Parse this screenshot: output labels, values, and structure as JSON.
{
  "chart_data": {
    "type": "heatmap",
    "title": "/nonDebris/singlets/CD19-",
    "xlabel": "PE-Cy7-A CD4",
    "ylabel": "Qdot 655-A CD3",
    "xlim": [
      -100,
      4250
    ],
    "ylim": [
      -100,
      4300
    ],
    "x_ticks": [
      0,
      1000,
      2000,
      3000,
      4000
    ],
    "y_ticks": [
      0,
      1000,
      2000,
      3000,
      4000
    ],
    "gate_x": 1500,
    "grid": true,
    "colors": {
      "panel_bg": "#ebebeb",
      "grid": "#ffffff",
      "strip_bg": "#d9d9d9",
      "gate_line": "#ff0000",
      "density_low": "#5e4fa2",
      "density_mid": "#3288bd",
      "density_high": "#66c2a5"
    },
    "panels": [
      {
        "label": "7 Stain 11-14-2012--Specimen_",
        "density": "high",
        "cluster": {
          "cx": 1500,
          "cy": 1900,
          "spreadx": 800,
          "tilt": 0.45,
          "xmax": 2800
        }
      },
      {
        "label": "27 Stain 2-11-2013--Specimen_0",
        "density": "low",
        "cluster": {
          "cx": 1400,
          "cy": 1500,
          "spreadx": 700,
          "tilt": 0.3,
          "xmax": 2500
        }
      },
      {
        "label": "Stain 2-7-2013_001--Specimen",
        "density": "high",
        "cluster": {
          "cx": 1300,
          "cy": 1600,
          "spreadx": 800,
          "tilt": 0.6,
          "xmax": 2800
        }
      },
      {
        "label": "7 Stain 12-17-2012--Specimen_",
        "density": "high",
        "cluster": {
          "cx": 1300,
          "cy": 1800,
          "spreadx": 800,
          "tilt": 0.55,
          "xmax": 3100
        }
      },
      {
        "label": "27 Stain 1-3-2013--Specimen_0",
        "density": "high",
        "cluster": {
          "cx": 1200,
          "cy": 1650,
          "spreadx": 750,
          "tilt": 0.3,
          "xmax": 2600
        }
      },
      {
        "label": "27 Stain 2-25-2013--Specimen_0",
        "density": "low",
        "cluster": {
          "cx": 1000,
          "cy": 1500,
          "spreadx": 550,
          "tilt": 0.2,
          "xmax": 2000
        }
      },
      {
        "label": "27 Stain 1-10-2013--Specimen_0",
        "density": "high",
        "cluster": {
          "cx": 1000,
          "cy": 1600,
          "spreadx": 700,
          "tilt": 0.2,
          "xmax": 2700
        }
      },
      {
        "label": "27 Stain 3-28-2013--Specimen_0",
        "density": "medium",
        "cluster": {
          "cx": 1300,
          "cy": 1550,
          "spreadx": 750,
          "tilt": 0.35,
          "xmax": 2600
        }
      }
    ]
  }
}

Given request:
Give the records above again, word for word.

Final result:
Parse this screenshot: output labels, values, and structure as JSON.
{
  "chart_data": {
    "type": "heatmap",
    "title": "/nonDebris/singlets/CD19-",
    "xlabel": "PE-Cy7-A CD4",
    "ylabel": "Qdot 655-A CD3",
    "xlim": [
      -100,
      4250
    ],
    "ylim": [
      -100,
      4300
    ],
    "x_ticks": [
      0,
      1000,
      2000,
      3000,
      4000
    ],
    "y_ticks": [
      0,
      1000,
      2000,
      3000,
      4000
    ],
    "gate_x": 1500,
    "grid": true,
    "colors": {
      "panel_bg": "#ebebeb",
      "grid": "#ffffff",
      "strip_bg": "#d9d9d9",
      "gate_line": "#ff0000",
      "density_low": "#5e4fa2",
      "density_mid": "#3288bd",
      "density_high": "#66c2a5"
    },
    "panels": [
      {
        "label": "7 Stain 11-14-2012--Specimen_",
        "density": "high",
        "cluster": {
          "cx": 1500,
          "cy": 1900,
          "spreadx": 800,
          "tilt": 0.45,
          "xmax": 2800
        }
      },
      {
        "label": "27 Stain 2-11-2013--Specimen_0",
        "density": "low",
        "cluster": {
          "cx": 1400,
          "cy": 1500,
          "spreadx": 700,
          "tilt": 0.3,
          "xmax": 2500
        }
      },
      {
        "label": "Stain 2-7-2013_001--Specimen",
        "density": "high",
        "cluster": {
          "cx": 1300,
          "cy": 1600,
          "spreadx": 800,
          "tilt": 0.6,
          "xmax": 2800
        }
      },
      {
        "label": "7 Stain 12-17-2012--Specimen_",
        "density": "high",
        "cluster": {
          "cx": 1300,
          "cy": 1800,
          "spreadx": 800,
          "tilt": 0.55,
          "xmax": 3100
        }
      },
      {
        "label": "27 Stain 1-3-2013--Specimen_0",
        "density": "high",
        "cluster": {
          "cx": 1200,
          "cy": 1650,
          "spreadx": 750,
          "tilt": 0.3,
          "xmax": 2600
        }
      },
      {
        "label": "27 Stain 2-25-2013--Specimen_0",
        "density": "low",
        "cluster": {
          "cx": 1000,
          "cy": 1500,
          "spreadx": 550,
          "tilt": 0.2,
          "xmax": 2000
        }
      },
      {
        "label": "27 Stain 1-10-2013--Specimen_0",
        "density": "high",
        "cluster": {
          "cx": 1000,
          "cy": 1600,
          "spreadx": 700,
          "tilt": 0.2,
          "xmax": 2700
        }
      },
      {
        "label": "27 Stain 3-28-2013--Specimen_0",
        "density": "medium",
        "cluster": {
          "cx": 1300,
          "cy": 1550,
          "spreadx": 750,
          "tilt": 0.35,
          "xmax": 2600
        }
      }
    ]
  }
}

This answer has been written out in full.